# Records for this exercise start

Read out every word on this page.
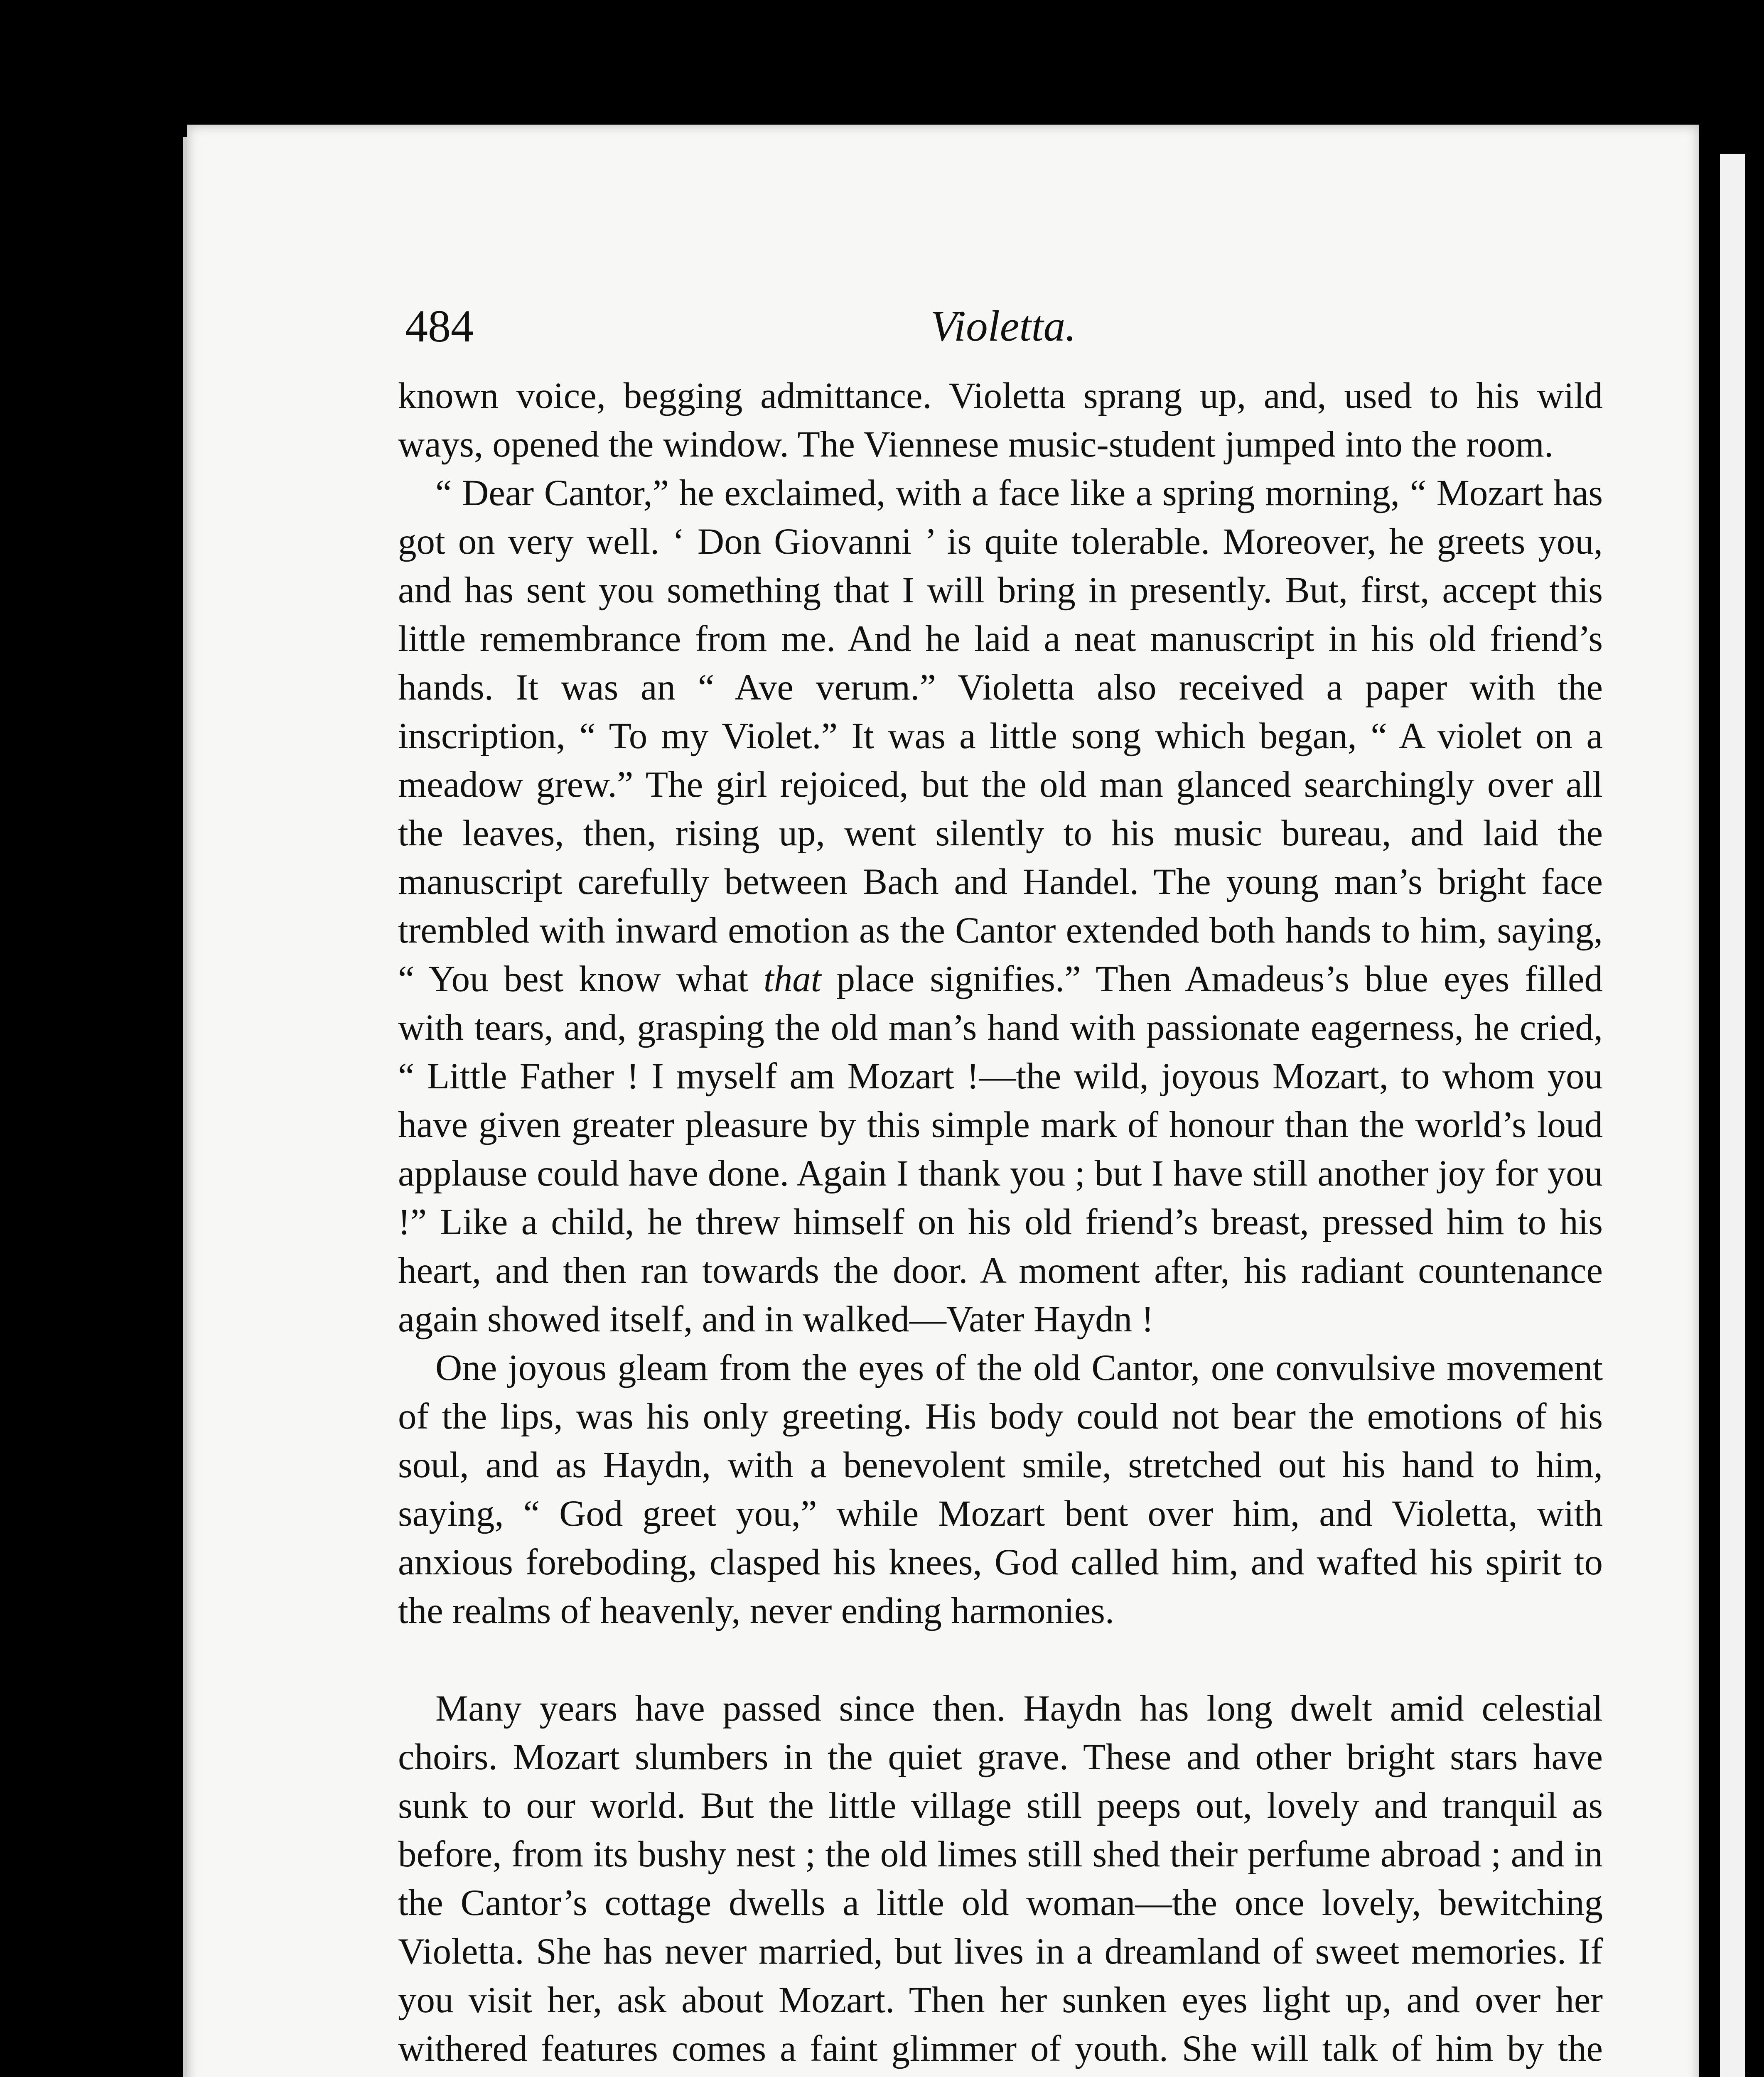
484	Violetta.

known voice, begging admittance. Violetta sprang up, and, used to his wild ways, opened the window. The Viennese music-student jumped into the room.

“ Dear Cantor,” he exclaimed, with a face like a spring morning, “ Mozart has got on very well. ‘ Don Giovanni ’ is quite tolerable. Moreover, he greets you, and has sent you something that I will bring in presently. But, first, accept this little remembrance from me. And he laid a neat manuscript in his old friend’s hands. It was an “ Ave verum.” Violetta also received a paper with the inscription, “ To my Violet.” It was a little song which began, “ A violet on a meadow grew.” The girl rejoiced, but the old man glanced searchingly over all the leaves, then, rising up, went silently to his music bureau, and laid the manuscript carefully between Bach and Handel. The young man’s bright face trembled with inward emotion as the Cantor extended both hands to him, saying, “ You best know what that place signifies.” Then Amadeus’s blue eyes filled with tears, and, grasping the old man’s hand with passionate eagerness, he cried, “ Little Father ! I myself am Mozart !—the wild, joyous Mozart, to whom you have given greater pleasure by this simple mark of honour than the world’s loud applause could have done. Again I thank you ; but I have still another joy for you !” Like a child, he threw himself on his old friend’s breast, pressed him to his heart, and then ran towards the door. A moment after, his radiant countenance again showed itself, and in walked—Vater Haydn !

One joyous gleam from the eyes of the old Cantor, one convulsive movement of the lips, was his only greeting. His body could not bear the emotions of his soul, and as Haydn, with a benevolent smile, stretched out his hand to him, saying, “ God greet you,” while Mozart bent over him, and Violetta, with anxious foreboding, clasped his knees, God called him, and wafted his spirit to the realms of heavenly, never ending harmonies.

Many years have passed since then. Haydn has long dwelt amid celestial choirs. Mozart slumbers in the quiet grave. These and other bright stars have sunk to our world. But the little village still peeps out, lovely and tranquil as before, from its bushy nest ; the old limes still shed their perfume abroad ; and in the Cantor’s cottage dwells a little old woman—the once lovely, bewitching Violetta. She has never married, but lives in a dreamland of sweet memories. If you visit her, ask about Mozart. Then her sunken eyes light up, and over her withered features comes a faint glimmer of youth. She will talk of him by the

# Records for this exercise end

Required task ▸
Reproduce all of the material exactly, apart from the pictures.

Answer to the exercise ▸
Read out every word on this page.
484	Violetta.

known voice, begging admittance. Violetta sprang up, and, used to his wild ways, opened the window. The Viennese music-student jumped into the room.

“ Dear Cantor,” he exclaimed, with a face like a spring morning, “ Mozart has got on very well. ‘ Don Giovanni ’ is quite tolerable. Moreover, he greets you, and has sent you something that I will bring in presently. But, first, accept this little remembrance from me. And he laid a neat manuscript in his old friend’s hands. It was an “ Ave verum.” Violetta also received a paper with the inscription, “ To my Violet.” It was a little song which began, “ A violet on a meadow grew.” The girl rejoiced, but the old man glanced searchingly over all the leaves, then, rising up, went silently to his music bureau, and laid the manuscript carefully between Bach and Handel. The young man’s bright face trembled with inward emotion as the Cantor extended both hands to him, saying, “ You best know what that place signifies.” Then Amadeus’s blue eyes filled with tears, and, grasping the old man’s hand with passionate eagerness, he cried, “ Little Father ! I myself am Mozart !—the wild, joyous Mozart, to whom you have given greater pleasure by this simple mark of honour than the world’s loud applause could have done. Again I thank you ; but I have still another joy for you !” Like a child, he threw himself on his old friend’s breast, pressed him to his heart, and then ran towards the door. A moment after, his radiant countenance again showed itself, and in walked—Vater Haydn !

One joyous gleam from the eyes of the old Cantor, one convulsive movement of the lips, was his only greeting. His body could not bear the emotions of his soul, and as Haydn, with a benevolent smile, stretched out his hand to him, saying, “ God greet you,” while Mozart bent over him, and Violetta, with anxious foreboding, clasped his knees, God called him, and wafted his spirit to the realms of heavenly, never ending harmonies.

Many years have passed since then. Haydn has long dwelt amid celestial choirs. Mozart slumbers in the quiet grave. These and other bright stars have sunk to our world. But the little village still peeps out, lovely and tranquil as before, from its bushy nest ; the old limes still shed their perfume abroad ; and in the Cantor’s cottage dwells a little old woman—the once lovely, bewitching Violetta. She has never married, but lives in a dreamland of sweet memories. If you visit her, ask about Mozart. Then her sunken eyes light up, and over her withered features comes a faint glimmer of youth. She will talk of him by the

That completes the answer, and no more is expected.